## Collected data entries

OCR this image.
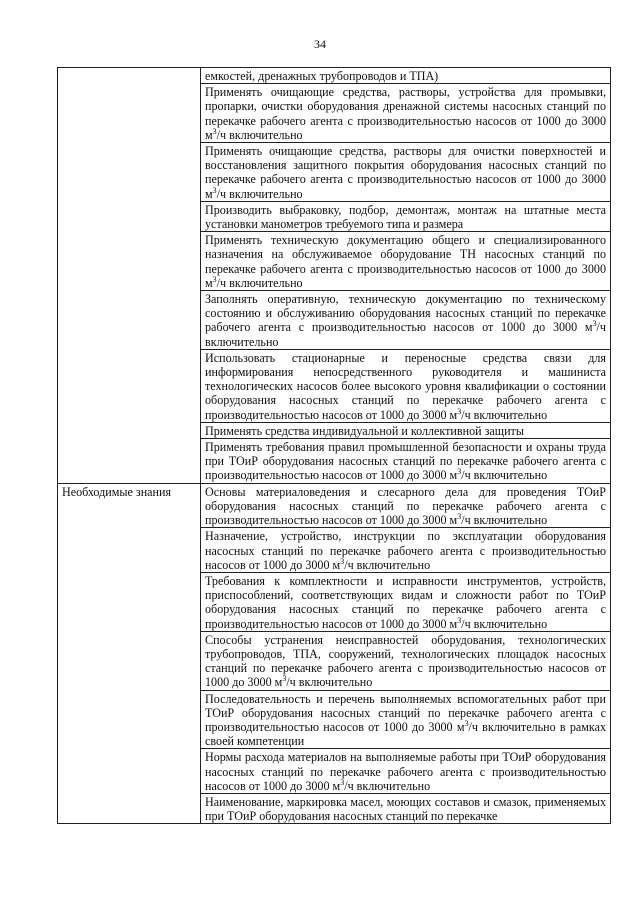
34
	емкостей, дренажных трубопроводов и ТПА)
	Применять очищающие средства, растворы, устройства для промывки, пропарки, очистки оборудования дренажной системы насосных станций по перекачке рабочего агента с производительностью насосов от 1000 до 3000 $м^3/ч$ включительно
	Применять очищающие средства, растворы для очистки поверхностей и восстановления защитного покрытия оборудования насосных станций по перекачке рабочего агента с производительностью насосов от 1000 до 3000 $м^3/ч$ включительно
	Производить выбраковку, подбор, демонтаж, монтаж на штатные места установки манометров требуемого типа и размера
	Применять техническую документацию общего и специализированного назначения на обслуживаемое оборудование ТН насосных станций по перекачке рабочего агента с производительностью насосов от 1000 до 3000 $м^3/ч$ включительно
	Заполнять оперативную, техническую документацию по техническому состоянию и обслуживанию оборудования насосных станций по перекачке рабочего агента с производительностью насосов от 1000 до 3000 $м^3/ч$ включительно
	Использовать стационарные и переносные средства связи для информирования непосредственного руководителя и машиниста технологических насосов более высокого уровня квалификации о состоянии оборудования насосных станций по перекачке рабочего агента с производительностью насосов от 1000 до 3000 $м^3/ч$ включительно
	Применять средства индивидуальной и коллективной защиты
	Применять требования правил промышленной безопасности и охраны труда при ТОиР оборудования насосных станций по перекачке рабочего агента с производительностью насосов от 1000 до 3000 $м^3/ч$ включительно
Необходимые знания	Основы материаловедения и слесарного дела для проведения ТОиР оборудования насосных станций по перекачке рабочего агента с производительностью насосов от 1000 до 3000 $м^3/ч$ включительно
	Назначение, устройство, инструкции по эксплуатации оборудования насосных станций по перекачке рабочего агента с производительностью насосов от 1000 до 3000 $м^3/ч$ включительно
	Требования к комплектности и исправности инструментов, устройств, приспособлений, соответствующих видам и сложности работ по ТОиР оборудования насосных станций по перекачке рабочего агента с производительностью насосов от 1000 до 3000 $м^3/ч$ включительно
	Способы устранения неисправностей оборудования, технологических трубопроводов, ТПА, сооружений, технологических площадок насосных станций по перекачке рабочего агента с производительностью насосов от 1000 до 3000 $м^3/ч$ включительно
	Последовательность и перечень выполняемых вспомогательных работ при ТОиР оборудования насосных станций по перекачке рабочего агента с производительностью насосов от 1000 до 3000 $м^3/ч$ включительно в рамках своей компетенции
	Нормы расхода материалов на выполняемые работы при ТОиР оборудования насосных станций по перекачке рабочего агента с производительностью насосов от 1000 до 3000 $м^3/ч$ включительно
	Наименование, маркировка масел, моющих составов и смазок, применяемых при ТОиР оборудования насосных станций по перекачке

## WHAT IS REQUIRED
The data above needs to be retyped exactly, with the images left out.

## EXERCISE OUTPUT
OCR this image.
34
	емкостей, дренажных трубопроводов и ТПА)
	Применять очищающие средства, растворы, устройства для промывки, пропарки, очистки оборудования дренажной системы насосных станций по перекачке рабочего агента с производительностью насосов от 1000 до 3000 $м^3/ч$ включительно
	Применять очищающие средства, растворы для очистки поверхностей и восстановления защитного покрытия оборудования насосных станций по перекачке рабочего агента с производительностью насосов от 1000 до 3000 $м^3/ч$ включительно
	Производить выбраковку, подбор, демонтаж, монтаж на штатные места установки манометров требуемого типа и размера
	Применять техническую документацию общего и специализированного назначения на обслуживаемое оборудование ТН насосных станций по перекачке рабочего агента с производительностью насосов от 1000 до 3000 $м^3/ч$ включительно
	Заполнять оперативную, техническую документацию по техническому состоянию и обслуживанию оборудования насосных станций по перекачке рабочего агента с производительностью насосов от 1000 до 3000 $м^3/ч$ включительно
	Использовать стационарные и переносные средства связи для информирования непосредственного руководителя и машиниста технологических насосов более высокого уровня квалификации о состоянии оборудования насосных станций по перекачке рабочего агента с производительностью насосов от 1000 до 3000 $м^3/ч$ включительно
	Применять средства индивидуальной и коллективной защиты
	Применять требования правил промышленной безопасности и охраны труда при ТОиР оборудования насосных станций по перекачке рабочего агента с производительностью насосов от 1000 до 3000 $м^3/ч$ включительно
Необходимые знания	Основы материаловедения и слесарного дела для проведения ТОиР оборудования насосных станций по перекачке рабочего агента с производительностью насосов от 1000 до 3000 $м^3/ч$ включительно
	Назначение, устройство, инструкции по эксплуатации оборудования насосных станций по перекачке рабочего агента с производительностью насосов от 1000 до 3000 $м^3/ч$ включительно
	Требования к комплектности и исправности инструментов, устройств, приспособлений, соответствующих видам и сложности работ по ТОиР оборудования насосных станций по перекачке рабочего агента с производительностью насосов от 1000 до 3000 $м^3/ч$ включительно
	Способы устранения неисправностей оборудования, технологических трубопроводов, ТПА, сооружений, технологических площадок насосных станций по перекачке рабочего агента с производительностью насосов от 1000 до 3000 $м^3/ч$ включительно
	Последовательность и перечень выполняемых вспомогательных работ при ТОиР оборудования насосных станций по перекачке рабочего агента с производительностью насосов от 1000 до 3000 $м^3/ч$ включительно в рамках своей компетенции
	Нормы расхода материалов на выполняемые работы при ТОиР оборудования насосных станций по перекачке рабочего агента с производительностью насосов от 1000 до 3000 $м^3/ч$ включительно
	Наименование, маркировка масел, моющих составов и смазок, применяемых при ТОиР оборудования насосных станций по перекачке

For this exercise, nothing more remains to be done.